▶ _WHAT IS NEEDED_
Copy out every line that contains the word "Show".

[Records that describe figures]
>> start

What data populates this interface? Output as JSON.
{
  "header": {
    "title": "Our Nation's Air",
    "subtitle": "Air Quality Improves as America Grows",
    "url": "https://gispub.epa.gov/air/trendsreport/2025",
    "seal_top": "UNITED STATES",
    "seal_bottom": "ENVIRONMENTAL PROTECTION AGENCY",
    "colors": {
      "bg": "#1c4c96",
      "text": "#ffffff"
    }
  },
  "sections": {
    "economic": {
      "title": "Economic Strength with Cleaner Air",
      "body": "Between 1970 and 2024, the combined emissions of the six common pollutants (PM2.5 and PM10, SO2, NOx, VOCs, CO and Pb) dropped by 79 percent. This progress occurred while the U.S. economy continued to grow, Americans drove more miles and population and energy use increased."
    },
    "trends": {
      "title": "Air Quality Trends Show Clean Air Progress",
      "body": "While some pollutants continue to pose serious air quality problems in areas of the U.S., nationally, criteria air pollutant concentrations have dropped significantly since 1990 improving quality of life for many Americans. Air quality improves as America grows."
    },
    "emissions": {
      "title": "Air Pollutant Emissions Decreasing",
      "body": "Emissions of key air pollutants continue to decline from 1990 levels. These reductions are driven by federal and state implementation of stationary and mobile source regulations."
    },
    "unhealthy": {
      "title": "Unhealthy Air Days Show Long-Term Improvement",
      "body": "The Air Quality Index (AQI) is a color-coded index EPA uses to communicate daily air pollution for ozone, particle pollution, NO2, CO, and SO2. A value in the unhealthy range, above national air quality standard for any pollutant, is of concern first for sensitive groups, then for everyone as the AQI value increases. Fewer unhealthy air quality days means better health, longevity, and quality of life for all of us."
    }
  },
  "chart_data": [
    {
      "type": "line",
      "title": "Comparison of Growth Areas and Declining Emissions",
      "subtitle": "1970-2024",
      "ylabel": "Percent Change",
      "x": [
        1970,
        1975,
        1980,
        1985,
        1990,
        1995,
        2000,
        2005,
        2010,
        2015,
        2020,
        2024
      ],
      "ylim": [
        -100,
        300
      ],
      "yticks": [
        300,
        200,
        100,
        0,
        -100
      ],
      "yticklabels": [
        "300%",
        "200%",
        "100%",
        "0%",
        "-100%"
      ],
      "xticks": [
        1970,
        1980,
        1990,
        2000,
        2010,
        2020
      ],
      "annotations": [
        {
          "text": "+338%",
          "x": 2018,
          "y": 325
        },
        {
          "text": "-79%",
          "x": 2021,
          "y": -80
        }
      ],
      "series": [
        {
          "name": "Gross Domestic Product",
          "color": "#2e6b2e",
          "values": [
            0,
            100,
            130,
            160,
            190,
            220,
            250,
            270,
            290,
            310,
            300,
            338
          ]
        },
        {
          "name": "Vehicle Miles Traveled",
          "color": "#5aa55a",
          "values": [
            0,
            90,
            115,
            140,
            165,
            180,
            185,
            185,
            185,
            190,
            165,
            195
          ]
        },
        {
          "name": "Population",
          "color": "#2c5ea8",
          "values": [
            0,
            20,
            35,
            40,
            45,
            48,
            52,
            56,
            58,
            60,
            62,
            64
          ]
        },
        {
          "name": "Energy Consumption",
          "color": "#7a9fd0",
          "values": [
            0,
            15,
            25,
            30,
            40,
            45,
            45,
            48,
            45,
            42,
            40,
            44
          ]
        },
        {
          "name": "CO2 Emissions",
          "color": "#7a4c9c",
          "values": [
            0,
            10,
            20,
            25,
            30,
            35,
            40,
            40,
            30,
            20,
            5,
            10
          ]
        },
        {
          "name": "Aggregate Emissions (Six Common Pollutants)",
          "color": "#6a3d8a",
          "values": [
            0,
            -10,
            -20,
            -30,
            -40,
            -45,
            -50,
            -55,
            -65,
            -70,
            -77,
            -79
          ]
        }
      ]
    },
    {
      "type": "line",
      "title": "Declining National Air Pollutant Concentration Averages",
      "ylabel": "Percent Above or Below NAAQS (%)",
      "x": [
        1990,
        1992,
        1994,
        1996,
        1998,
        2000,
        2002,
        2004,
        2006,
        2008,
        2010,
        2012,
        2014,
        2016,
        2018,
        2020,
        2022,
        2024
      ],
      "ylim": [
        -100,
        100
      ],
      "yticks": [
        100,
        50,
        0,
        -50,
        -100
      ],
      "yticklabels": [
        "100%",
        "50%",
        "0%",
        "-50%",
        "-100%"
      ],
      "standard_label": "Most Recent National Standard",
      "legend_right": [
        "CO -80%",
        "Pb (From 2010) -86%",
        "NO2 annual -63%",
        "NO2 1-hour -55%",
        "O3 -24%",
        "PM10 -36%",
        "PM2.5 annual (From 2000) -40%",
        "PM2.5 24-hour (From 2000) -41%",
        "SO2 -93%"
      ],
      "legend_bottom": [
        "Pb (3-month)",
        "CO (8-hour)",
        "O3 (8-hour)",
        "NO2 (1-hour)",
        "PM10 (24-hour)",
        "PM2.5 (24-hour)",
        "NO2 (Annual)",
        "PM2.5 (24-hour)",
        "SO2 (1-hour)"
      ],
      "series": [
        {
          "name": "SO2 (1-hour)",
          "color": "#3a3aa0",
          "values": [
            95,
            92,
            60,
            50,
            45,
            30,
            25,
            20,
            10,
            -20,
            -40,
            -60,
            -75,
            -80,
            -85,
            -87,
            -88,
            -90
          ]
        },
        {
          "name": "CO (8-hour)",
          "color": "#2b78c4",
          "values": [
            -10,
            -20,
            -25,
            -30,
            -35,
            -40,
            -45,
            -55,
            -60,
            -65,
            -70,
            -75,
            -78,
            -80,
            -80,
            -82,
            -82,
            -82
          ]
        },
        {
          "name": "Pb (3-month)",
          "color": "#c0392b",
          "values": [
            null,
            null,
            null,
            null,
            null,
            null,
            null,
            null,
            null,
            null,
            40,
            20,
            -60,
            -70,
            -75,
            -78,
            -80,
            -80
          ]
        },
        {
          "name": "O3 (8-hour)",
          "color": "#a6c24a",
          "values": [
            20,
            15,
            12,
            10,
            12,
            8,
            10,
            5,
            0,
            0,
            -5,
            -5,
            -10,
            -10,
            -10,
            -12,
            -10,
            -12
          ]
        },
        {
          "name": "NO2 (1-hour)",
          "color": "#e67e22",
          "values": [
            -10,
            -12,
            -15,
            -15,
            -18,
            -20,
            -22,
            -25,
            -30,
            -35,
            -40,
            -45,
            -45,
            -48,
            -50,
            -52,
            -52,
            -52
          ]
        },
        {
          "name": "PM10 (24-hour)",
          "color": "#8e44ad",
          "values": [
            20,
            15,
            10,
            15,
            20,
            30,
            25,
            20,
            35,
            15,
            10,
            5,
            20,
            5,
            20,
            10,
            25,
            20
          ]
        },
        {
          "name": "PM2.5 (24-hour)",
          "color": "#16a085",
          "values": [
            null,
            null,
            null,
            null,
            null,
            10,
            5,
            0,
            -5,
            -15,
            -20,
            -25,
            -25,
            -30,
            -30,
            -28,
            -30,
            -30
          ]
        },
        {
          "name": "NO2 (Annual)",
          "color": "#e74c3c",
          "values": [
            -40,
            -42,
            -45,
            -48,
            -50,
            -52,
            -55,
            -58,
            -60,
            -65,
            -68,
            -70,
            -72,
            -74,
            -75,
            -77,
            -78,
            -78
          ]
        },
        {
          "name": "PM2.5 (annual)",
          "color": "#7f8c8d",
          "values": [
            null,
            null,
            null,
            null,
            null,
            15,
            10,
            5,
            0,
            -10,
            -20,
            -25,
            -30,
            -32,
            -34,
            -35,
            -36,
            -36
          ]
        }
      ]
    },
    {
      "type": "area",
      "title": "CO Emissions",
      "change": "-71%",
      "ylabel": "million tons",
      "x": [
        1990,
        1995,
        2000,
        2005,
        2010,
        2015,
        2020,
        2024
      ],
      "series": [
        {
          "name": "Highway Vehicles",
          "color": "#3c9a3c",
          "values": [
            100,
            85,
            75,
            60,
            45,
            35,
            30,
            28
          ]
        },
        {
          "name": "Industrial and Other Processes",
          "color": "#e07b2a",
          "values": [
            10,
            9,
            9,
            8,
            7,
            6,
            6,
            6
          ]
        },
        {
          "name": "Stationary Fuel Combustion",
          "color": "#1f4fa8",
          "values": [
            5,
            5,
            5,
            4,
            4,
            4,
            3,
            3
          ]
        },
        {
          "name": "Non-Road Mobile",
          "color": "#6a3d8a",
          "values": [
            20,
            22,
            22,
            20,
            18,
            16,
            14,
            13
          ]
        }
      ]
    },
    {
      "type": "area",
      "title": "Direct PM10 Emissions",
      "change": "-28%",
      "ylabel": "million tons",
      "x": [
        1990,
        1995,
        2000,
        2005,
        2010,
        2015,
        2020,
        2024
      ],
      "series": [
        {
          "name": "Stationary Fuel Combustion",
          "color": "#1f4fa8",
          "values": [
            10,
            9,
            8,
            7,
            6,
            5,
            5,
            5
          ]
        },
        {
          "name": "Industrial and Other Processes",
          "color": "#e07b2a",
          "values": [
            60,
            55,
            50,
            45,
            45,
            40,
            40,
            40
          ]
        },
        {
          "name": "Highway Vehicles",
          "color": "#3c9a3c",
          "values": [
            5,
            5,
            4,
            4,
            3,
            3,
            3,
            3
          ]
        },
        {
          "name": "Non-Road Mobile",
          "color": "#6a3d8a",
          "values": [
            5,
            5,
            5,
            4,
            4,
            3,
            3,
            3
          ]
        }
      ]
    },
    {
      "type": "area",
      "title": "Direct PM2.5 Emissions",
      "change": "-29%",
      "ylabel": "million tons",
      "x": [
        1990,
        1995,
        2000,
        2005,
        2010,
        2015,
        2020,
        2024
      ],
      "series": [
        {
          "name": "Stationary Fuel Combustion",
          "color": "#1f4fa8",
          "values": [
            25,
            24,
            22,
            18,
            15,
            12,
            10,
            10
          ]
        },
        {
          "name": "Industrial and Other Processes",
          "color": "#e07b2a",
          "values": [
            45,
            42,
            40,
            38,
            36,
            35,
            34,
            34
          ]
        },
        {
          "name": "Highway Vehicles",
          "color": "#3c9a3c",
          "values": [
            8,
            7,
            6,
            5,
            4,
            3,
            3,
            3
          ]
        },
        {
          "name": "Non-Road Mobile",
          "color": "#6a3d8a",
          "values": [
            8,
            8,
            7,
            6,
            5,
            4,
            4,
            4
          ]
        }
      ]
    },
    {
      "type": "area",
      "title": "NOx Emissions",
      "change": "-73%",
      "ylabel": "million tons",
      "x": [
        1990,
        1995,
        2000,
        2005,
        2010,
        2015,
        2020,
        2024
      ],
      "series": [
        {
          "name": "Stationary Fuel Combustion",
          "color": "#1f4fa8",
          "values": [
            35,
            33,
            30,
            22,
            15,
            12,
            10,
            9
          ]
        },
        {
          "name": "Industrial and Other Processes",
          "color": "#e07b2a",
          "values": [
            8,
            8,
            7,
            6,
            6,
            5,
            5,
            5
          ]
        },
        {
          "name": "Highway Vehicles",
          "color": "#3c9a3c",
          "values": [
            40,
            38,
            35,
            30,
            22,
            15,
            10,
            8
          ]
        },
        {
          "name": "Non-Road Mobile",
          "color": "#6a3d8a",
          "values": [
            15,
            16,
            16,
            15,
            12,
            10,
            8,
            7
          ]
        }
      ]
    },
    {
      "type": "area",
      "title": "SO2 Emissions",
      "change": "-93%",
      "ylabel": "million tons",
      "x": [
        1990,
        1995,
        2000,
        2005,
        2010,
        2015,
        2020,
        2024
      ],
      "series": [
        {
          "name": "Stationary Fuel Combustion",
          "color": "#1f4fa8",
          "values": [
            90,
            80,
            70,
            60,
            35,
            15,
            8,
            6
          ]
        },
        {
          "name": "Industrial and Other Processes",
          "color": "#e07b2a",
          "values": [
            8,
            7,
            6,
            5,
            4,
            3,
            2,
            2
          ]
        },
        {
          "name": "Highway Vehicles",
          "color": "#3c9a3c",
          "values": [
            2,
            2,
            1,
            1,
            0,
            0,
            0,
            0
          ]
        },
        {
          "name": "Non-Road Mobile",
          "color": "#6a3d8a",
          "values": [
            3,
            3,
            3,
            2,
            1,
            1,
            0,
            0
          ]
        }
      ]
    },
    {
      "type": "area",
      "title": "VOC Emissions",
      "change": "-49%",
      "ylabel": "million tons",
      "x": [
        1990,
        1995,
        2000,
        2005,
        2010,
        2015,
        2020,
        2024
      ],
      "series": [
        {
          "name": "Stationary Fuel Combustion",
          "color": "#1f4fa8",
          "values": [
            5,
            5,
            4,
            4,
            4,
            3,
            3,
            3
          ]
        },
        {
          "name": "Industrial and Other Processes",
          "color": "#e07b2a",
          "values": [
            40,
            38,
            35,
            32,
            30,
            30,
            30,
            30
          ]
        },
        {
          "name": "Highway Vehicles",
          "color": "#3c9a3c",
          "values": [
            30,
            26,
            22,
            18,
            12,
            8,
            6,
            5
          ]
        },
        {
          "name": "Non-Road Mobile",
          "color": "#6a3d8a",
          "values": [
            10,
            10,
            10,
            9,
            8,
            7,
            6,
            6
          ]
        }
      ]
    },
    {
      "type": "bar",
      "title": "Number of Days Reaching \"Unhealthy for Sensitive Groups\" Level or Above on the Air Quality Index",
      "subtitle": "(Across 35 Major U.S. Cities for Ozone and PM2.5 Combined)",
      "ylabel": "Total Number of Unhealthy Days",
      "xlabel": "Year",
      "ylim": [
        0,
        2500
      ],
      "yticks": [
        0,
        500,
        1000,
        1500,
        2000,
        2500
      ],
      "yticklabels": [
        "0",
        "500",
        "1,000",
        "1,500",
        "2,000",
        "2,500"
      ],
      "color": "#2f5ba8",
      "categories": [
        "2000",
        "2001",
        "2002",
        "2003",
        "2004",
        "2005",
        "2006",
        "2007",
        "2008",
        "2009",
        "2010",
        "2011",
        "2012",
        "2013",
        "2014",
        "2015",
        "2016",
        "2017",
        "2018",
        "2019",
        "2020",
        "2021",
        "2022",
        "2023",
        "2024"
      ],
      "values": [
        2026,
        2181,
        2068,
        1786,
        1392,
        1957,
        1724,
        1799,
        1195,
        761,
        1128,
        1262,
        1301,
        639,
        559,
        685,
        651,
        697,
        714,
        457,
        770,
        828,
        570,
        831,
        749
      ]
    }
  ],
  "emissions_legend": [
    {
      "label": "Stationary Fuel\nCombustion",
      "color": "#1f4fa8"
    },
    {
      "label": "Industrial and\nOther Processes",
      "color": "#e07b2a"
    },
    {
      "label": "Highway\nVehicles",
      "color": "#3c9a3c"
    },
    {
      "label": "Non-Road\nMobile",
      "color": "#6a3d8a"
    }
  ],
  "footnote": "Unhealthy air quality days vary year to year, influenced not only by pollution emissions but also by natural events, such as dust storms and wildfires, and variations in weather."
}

>> end

▶ _FINAL ANSWER_
      "title": "Air Quality Trends Show Clean Air Progress",
      "title": "Unhealthy Air Days Show Long-Term Improvement",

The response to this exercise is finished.